• [TASK OBJECTIVE]: What is the number of lines in the entries that contain "olive"? Reply with that number only.

Document understanding data:
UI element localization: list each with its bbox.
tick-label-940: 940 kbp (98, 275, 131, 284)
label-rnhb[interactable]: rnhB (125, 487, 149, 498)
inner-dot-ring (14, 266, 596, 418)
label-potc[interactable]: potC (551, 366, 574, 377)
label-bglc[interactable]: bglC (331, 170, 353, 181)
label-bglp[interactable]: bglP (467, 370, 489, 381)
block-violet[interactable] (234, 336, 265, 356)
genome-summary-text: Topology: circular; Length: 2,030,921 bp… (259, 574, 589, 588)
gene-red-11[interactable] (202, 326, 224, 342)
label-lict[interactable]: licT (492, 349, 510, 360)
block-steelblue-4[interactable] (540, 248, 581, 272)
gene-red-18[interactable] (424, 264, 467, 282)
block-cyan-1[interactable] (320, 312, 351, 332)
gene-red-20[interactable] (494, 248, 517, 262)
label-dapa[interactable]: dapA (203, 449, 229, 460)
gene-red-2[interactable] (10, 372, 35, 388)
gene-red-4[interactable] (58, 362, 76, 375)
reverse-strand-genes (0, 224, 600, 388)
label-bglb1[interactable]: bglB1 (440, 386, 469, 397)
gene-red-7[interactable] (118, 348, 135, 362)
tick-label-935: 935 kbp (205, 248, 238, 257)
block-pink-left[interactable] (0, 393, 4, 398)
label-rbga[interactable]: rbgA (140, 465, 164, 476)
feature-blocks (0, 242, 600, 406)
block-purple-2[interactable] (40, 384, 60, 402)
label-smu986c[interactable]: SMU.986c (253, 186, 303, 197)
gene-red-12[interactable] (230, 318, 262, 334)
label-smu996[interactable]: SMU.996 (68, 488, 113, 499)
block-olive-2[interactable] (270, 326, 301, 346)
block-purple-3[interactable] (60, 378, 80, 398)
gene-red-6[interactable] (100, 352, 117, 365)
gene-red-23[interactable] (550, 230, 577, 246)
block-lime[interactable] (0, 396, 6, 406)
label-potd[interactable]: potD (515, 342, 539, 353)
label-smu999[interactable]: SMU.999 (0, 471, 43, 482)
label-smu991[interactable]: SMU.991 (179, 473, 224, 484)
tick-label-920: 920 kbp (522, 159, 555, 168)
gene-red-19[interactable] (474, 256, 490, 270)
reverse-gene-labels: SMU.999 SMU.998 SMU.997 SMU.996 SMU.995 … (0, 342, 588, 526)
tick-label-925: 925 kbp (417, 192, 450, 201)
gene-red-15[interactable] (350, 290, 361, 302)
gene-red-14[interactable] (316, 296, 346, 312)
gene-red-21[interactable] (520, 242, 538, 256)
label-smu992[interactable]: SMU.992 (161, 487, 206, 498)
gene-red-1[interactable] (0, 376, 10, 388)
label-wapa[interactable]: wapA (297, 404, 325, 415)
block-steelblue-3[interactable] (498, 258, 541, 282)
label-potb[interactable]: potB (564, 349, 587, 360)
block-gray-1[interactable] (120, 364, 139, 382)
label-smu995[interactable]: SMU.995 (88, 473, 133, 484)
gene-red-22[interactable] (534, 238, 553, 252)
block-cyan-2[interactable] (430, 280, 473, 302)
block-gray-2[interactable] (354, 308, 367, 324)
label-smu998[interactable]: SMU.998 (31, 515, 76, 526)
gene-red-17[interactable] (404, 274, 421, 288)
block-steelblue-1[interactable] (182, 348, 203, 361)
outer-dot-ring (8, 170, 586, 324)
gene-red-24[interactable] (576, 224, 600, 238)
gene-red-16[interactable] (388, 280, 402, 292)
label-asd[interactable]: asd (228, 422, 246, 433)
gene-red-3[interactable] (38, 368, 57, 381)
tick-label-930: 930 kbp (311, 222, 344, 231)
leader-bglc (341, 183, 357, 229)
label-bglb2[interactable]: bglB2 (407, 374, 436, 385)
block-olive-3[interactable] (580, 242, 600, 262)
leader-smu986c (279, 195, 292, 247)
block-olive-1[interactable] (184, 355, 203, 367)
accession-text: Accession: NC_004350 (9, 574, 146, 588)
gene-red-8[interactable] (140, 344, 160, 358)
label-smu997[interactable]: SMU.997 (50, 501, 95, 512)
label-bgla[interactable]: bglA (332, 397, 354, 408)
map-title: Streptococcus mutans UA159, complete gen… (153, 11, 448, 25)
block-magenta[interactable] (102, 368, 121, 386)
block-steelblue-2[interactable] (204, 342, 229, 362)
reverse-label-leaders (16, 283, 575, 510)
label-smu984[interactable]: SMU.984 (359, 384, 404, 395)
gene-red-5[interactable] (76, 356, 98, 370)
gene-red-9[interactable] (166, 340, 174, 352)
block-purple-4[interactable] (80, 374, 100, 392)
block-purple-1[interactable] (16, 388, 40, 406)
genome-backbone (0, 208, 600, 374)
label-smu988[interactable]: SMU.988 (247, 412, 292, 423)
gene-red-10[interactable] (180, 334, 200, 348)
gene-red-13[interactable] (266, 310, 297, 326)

• [TASK ANSWER]: 3